Input data:
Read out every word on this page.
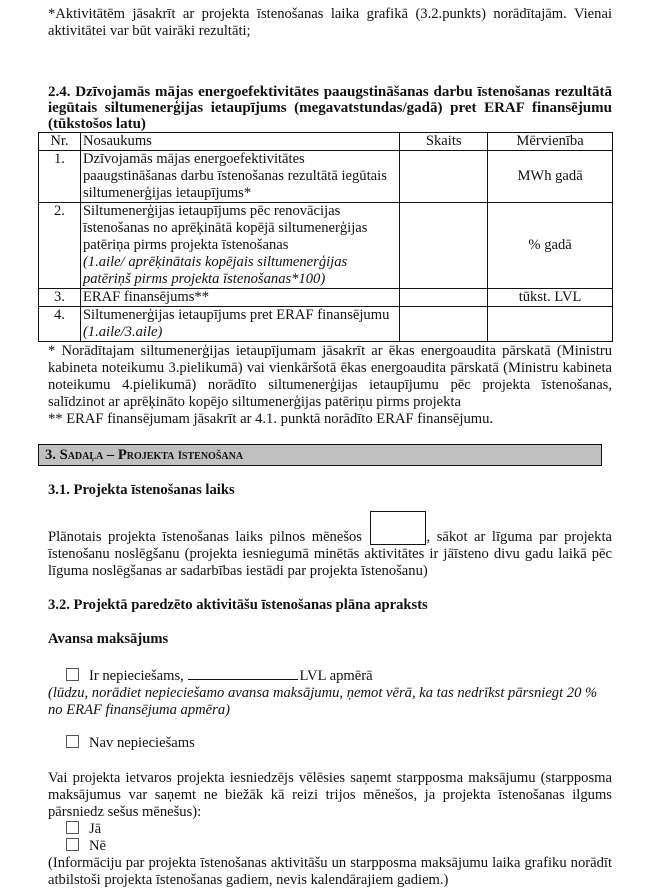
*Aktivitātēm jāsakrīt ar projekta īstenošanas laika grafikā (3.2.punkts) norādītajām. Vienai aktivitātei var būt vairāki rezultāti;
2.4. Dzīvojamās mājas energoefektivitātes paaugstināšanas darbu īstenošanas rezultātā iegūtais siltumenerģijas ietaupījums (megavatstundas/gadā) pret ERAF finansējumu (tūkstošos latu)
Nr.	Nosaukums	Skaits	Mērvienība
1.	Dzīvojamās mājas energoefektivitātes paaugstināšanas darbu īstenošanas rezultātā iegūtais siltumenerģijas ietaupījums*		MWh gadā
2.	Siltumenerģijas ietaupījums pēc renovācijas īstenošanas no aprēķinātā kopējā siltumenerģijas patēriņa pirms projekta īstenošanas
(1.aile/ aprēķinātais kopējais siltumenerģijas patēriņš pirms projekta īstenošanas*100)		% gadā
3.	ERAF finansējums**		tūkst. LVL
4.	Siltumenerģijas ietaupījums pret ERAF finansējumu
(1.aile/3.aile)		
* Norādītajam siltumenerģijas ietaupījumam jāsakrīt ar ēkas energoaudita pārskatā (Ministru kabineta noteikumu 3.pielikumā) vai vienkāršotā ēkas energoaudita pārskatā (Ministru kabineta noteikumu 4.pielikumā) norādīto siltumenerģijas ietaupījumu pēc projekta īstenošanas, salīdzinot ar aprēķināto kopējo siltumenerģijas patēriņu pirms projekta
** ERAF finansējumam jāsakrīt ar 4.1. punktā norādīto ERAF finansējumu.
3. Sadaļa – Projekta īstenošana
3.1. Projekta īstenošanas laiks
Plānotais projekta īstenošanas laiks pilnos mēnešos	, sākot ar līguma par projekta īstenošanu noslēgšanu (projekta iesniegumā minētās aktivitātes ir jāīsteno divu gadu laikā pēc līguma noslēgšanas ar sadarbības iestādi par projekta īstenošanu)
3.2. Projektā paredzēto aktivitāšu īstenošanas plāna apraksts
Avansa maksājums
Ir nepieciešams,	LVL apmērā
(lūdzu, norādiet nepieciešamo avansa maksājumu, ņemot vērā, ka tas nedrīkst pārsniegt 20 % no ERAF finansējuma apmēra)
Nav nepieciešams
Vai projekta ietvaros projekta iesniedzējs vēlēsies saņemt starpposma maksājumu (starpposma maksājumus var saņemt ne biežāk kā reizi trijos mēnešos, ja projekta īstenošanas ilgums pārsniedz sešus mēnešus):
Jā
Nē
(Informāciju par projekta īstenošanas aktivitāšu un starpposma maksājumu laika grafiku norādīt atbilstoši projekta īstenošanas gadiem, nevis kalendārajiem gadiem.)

Exercise requirements: Reproduce every line precisely as given, omitting all pictures.

Full solution:
Read out every word on this page.
*Aktivitātēm jāsakrīt ar projekta īstenošanas laika grafikā (3.2.punkts) norādītajām. Vienai aktivitātei var būt vairāki rezultāti;
2.4. Dzīvojamās mājas energoefektivitātes paaugstināšanas darbu īstenošanas rezultātā iegūtais siltumenerģijas ietaupījums (megavatstundas/gadā) pret ERAF finansējumu (tūkstošos latu)
Nr.	Nosaukums	Skaits	Mērvienība
1.	Dzīvojamās mājas energoefektivitātes paaugstināšanas darbu īstenošanas rezultātā iegūtais siltumenerģijas ietaupījums*		MWh gadā
2.	Siltumenerģijas ietaupījums pēc renovācijas īstenošanas no aprēķinātā kopējā siltumenerģijas patēriņa pirms projekta īstenošanas
(1.aile/ aprēķinātais kopējais siltumenerģijas patēriņš pirms projekta īstenošanas*100)		% gadā
3.	ERAF finansējums**		tūkst. LVL
4.	Siltumenerģijas ietaupījums pret ERAF finansējumu
(1.aile/3.aile)		
* Norādītajam siltumenerģijas ietaupījumam jāsakrīt ar ēkas energoaudita pārskatā (Ministru kabineta noteikumu 3.pielikumā) vai vienkāršotā ēkas energoaudita pārskatā (Ministru kabineta noteikumu 4.pielikumā) norādīto siltumenerģijas ietaupījumu pēc projekta īstenošanas, salīdzinot ar aprēķināto kopējo siltumenerģijas patēriņu pirms projekta
** ERAF finansējumam jāsakrīt ar 4.1. punktā norādīto ERAF finansējumu.
3. Sadaļa – Projekta īstenošana
3.1. Projekta īstenošanas laiks
Plānotais projekta īstenošanas laiks pilnos mēnešos	, sākot ar līguma par projekta īstenošanu noslēgšanu (projekta iesniegumā minētās aktivitātes ir jāīsteno divu gadu laikā pēc līguma noslēgšanas ar sadarbības iestādi par projekta īstenošanu)
3.2. Projektā paredzēto aktivitāšu īstenošanas plāna apraksts
Avansa maksājums
Ir nepieciešams,	LVL apmērā
(lūdzu, norādiet nepieciešamo avansa maksājumu, ņemot vērā, ka tas nedrīkst pārsniegt 20 % no ERAF finansējuma apmēra)
Nav nepieciešams
Vai projekta ietvaros projekta iesniedzējs vēlēsies saņemt starpposma maksājumu (starpposma maksājumus var saņemt ne biežāk kā reizi trijos mēnešos, ja projekta īstenošanas ilgums pārsniedz sešus mēnešus):
Jā
Nē
(Informāciju par projekta īstenošanas aktivitāšu un starpposma maksājumu laika grafiku norādīt atbilstoši projekta īstenošanas gadiem, nevis kalendārajiem gadiem.)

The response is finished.